(Data entries)
** start **
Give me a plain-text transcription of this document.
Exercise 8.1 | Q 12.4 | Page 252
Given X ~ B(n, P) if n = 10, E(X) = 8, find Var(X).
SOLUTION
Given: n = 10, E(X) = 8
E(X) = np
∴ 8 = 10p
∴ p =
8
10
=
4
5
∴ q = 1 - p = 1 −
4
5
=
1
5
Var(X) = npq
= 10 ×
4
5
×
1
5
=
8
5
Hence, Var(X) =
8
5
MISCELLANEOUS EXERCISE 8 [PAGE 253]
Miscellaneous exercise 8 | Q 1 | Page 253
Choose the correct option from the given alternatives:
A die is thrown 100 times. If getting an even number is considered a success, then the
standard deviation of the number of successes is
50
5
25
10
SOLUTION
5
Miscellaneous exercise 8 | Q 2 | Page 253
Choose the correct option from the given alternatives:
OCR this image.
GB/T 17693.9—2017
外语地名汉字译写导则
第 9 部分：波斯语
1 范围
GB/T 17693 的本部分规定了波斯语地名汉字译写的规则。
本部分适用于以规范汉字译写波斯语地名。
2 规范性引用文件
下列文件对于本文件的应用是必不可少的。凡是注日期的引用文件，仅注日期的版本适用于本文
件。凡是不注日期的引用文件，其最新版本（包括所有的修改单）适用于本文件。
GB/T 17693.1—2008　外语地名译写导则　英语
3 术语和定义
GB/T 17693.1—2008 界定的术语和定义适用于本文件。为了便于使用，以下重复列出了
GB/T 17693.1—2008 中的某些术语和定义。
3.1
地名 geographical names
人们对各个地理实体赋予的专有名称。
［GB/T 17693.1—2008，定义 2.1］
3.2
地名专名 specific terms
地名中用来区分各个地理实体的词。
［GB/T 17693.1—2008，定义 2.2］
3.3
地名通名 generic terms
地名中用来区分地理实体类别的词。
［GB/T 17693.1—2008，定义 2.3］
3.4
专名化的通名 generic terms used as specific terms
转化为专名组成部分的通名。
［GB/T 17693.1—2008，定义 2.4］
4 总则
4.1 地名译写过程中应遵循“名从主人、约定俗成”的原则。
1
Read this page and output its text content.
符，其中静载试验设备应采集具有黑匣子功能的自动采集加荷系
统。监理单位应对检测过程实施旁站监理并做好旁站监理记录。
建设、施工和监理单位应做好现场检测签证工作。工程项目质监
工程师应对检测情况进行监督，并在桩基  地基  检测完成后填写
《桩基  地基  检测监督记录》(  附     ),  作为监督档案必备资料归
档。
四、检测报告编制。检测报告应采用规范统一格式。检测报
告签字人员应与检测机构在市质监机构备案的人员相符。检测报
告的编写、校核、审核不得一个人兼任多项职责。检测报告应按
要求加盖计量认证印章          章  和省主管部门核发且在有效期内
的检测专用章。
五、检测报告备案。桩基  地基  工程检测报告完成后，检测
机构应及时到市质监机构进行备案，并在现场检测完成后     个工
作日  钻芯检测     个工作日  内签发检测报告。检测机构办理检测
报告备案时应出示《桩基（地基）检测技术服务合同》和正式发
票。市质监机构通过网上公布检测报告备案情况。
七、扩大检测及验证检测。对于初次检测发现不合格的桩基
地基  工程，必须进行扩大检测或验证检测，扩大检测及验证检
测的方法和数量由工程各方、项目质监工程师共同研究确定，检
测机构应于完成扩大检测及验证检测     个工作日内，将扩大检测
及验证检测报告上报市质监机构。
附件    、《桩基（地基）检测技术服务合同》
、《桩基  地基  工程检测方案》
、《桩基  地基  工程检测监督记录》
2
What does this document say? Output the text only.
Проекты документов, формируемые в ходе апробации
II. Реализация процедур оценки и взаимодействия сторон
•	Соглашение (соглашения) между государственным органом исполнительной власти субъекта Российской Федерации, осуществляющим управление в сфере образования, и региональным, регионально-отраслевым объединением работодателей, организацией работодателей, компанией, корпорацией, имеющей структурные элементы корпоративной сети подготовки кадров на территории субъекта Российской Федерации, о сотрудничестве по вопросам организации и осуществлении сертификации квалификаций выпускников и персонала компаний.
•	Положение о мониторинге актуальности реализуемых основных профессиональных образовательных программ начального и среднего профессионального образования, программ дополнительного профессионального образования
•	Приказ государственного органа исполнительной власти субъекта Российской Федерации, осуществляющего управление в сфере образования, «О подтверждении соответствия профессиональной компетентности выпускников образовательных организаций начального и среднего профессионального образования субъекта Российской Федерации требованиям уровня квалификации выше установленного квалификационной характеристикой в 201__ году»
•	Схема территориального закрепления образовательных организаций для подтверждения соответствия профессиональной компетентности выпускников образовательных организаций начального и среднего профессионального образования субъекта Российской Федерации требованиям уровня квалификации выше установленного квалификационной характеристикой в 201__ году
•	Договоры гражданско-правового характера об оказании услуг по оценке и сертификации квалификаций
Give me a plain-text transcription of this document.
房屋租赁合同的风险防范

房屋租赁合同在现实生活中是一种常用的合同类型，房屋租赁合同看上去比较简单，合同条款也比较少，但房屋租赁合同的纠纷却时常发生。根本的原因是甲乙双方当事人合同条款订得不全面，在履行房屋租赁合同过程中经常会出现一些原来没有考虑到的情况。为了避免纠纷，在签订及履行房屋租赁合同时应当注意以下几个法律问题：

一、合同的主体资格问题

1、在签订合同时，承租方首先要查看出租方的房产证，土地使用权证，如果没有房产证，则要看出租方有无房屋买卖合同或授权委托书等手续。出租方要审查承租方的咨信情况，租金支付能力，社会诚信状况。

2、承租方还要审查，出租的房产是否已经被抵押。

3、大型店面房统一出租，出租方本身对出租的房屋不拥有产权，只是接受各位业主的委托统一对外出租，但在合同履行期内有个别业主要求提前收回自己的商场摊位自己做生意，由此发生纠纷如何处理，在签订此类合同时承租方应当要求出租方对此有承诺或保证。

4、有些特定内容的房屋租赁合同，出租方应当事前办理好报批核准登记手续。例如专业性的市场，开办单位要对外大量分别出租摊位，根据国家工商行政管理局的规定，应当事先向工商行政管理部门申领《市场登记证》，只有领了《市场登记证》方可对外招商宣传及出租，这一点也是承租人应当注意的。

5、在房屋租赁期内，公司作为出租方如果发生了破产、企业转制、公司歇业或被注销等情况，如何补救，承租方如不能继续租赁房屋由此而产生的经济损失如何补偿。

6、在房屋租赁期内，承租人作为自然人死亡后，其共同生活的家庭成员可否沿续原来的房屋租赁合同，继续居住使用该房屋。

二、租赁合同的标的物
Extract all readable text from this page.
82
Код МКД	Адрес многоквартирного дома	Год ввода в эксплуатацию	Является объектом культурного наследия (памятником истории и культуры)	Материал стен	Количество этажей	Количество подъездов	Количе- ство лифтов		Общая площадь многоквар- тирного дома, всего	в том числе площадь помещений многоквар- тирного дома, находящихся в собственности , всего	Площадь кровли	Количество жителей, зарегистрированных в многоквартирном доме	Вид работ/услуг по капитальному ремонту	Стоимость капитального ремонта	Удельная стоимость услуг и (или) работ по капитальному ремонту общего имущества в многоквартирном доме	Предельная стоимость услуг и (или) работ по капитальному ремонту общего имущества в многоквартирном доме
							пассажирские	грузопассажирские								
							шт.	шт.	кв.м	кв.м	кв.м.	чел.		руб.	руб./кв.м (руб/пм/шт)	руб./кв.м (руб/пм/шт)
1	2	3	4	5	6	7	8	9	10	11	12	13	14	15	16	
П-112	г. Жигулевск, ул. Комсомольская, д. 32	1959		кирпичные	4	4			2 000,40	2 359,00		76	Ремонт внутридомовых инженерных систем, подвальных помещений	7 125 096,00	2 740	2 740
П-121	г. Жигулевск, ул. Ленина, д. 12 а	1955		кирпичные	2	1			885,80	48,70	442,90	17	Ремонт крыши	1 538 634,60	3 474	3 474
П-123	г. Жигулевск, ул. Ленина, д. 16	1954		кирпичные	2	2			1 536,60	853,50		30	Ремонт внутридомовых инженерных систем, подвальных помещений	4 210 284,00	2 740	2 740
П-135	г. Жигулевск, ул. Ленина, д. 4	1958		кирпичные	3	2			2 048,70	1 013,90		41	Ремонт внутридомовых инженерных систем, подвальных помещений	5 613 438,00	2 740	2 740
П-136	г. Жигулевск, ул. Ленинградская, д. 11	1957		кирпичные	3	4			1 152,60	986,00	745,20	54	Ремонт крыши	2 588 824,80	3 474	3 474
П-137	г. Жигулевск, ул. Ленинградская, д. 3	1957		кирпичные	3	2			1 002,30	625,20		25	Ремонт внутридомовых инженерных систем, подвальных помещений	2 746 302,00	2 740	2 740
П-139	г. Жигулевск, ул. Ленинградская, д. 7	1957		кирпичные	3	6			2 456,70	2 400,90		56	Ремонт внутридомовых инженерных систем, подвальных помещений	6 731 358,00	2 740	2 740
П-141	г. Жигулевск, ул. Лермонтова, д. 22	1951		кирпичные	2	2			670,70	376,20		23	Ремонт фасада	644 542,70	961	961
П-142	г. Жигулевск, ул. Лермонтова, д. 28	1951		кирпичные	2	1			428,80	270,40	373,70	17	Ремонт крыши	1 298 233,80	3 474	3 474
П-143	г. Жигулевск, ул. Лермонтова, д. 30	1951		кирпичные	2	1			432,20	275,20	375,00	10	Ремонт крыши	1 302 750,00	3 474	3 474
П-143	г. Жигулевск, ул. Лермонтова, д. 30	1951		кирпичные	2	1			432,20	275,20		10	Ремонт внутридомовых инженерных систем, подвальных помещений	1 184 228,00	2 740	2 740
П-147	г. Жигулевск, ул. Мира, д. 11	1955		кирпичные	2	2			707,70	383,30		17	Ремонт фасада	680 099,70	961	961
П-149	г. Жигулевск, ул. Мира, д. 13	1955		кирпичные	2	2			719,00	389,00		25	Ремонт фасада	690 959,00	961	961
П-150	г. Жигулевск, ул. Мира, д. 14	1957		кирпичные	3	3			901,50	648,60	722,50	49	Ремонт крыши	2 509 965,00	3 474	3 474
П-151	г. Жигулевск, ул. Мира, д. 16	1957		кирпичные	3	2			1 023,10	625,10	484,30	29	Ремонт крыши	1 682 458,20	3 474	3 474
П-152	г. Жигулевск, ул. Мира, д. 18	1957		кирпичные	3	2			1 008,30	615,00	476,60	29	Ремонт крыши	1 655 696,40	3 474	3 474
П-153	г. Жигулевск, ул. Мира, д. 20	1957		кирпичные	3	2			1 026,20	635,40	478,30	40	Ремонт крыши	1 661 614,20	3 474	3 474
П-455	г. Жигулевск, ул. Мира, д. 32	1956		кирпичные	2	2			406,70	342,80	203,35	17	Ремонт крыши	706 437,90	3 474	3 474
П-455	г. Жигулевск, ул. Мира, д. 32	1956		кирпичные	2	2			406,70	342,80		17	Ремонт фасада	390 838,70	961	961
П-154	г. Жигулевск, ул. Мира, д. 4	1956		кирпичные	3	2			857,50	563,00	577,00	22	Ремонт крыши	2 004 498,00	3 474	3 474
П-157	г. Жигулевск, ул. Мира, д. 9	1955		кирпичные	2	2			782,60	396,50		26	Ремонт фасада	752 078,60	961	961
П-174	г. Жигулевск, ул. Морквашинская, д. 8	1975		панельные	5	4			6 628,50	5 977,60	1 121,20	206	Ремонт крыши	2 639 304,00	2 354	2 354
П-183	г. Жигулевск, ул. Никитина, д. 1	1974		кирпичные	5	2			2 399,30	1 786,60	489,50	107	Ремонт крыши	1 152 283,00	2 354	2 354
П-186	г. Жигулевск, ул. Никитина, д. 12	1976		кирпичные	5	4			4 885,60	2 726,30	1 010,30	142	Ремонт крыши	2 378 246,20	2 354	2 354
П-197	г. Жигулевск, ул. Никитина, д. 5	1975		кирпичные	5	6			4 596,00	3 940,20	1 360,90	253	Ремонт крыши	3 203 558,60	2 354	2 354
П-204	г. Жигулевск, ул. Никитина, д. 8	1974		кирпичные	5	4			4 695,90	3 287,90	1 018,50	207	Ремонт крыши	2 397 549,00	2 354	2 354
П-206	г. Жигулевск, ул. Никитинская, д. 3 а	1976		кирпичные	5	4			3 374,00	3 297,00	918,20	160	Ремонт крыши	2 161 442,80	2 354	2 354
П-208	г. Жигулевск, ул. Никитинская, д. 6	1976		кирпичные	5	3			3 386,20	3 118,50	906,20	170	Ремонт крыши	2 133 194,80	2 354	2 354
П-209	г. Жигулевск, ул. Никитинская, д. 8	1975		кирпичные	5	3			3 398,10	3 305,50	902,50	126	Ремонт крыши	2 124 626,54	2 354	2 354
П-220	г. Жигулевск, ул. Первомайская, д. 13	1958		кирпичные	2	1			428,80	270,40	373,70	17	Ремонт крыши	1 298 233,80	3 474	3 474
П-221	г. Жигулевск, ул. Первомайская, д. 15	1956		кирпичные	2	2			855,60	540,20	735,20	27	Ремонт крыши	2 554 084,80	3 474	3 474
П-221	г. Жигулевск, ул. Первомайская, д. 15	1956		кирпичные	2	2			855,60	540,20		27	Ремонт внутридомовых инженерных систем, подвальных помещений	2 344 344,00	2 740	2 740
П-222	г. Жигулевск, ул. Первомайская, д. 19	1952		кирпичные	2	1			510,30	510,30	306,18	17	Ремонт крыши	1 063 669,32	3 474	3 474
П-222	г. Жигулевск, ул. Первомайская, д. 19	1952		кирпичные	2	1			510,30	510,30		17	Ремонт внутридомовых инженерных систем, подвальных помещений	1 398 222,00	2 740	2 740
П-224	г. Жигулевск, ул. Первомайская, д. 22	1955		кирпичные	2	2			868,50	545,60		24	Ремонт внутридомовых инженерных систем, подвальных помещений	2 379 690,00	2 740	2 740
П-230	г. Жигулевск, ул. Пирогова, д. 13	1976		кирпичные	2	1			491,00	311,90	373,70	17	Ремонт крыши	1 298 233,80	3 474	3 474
** end **
**Given exercise**
Copy each line from the records above that includes the string "this".

**Complete output**
Give me a plain-text transcription of this document.
OCR this image.
Read this page and output its text content.
What does this document say? Output the text only.
Give me a plain-text transcription of this document.
Extract all readable text from this page.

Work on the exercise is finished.